Your task
Compute how many lines in the entries below contain "Pedreira", and output nothing but the number.
======== Data provided
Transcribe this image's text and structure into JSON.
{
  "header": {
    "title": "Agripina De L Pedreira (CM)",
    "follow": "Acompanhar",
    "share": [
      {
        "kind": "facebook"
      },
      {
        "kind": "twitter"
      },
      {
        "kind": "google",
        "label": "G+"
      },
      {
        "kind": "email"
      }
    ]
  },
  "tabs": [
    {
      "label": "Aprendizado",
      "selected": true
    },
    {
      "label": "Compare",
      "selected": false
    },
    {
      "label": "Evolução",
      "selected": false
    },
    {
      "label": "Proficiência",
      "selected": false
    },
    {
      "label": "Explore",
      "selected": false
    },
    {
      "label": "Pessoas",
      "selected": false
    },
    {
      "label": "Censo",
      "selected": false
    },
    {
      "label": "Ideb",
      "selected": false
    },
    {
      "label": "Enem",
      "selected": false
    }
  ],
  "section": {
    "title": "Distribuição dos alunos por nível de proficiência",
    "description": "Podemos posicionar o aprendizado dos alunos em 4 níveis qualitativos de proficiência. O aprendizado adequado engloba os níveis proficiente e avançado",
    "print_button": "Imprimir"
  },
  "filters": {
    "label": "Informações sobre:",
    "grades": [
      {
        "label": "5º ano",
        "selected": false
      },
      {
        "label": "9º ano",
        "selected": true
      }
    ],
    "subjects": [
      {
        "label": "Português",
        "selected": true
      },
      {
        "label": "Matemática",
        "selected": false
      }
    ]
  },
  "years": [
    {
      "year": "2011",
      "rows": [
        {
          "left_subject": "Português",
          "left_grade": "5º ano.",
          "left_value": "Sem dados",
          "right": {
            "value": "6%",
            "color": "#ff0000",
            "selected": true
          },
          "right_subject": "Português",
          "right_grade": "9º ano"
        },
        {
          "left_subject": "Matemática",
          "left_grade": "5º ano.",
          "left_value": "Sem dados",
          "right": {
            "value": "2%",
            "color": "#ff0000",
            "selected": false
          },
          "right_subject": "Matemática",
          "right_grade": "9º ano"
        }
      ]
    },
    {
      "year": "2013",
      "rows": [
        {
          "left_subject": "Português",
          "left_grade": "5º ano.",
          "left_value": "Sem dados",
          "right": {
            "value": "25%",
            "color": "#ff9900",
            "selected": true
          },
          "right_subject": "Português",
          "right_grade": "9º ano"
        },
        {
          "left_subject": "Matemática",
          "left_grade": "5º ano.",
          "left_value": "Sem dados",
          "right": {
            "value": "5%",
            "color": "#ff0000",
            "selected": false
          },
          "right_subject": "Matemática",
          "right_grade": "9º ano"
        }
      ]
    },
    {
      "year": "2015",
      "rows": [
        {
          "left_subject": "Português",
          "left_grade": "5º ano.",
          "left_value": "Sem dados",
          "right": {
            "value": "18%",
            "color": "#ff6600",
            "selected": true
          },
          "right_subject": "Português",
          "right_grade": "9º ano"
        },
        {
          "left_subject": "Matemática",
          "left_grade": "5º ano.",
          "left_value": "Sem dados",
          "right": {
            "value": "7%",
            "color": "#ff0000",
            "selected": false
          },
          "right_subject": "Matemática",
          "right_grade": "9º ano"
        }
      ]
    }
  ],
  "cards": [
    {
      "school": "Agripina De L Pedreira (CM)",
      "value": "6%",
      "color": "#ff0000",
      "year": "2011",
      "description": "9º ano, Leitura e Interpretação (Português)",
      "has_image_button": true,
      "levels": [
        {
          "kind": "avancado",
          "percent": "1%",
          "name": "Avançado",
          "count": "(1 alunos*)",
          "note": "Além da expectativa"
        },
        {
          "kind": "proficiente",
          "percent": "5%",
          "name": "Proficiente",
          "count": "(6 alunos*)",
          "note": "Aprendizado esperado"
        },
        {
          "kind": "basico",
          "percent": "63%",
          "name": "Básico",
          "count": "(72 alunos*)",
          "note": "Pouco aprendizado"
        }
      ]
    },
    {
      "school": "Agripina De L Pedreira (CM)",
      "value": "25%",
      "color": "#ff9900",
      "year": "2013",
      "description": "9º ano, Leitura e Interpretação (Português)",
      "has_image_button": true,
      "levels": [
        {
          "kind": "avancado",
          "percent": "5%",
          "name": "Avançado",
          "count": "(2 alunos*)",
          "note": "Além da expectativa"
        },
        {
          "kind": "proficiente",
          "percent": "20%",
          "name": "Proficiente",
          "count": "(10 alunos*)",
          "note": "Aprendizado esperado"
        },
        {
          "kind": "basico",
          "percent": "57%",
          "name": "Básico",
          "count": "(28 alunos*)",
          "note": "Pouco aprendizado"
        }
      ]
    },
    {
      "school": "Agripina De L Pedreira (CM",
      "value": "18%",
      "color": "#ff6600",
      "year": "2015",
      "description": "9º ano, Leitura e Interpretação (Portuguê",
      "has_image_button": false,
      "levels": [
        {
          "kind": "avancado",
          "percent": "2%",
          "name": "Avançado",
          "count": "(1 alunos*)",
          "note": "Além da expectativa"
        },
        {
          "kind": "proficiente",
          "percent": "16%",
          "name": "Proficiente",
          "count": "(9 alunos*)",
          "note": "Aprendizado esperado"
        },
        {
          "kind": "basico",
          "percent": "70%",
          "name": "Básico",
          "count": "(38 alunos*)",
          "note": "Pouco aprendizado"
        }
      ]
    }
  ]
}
================
Reply to the task
4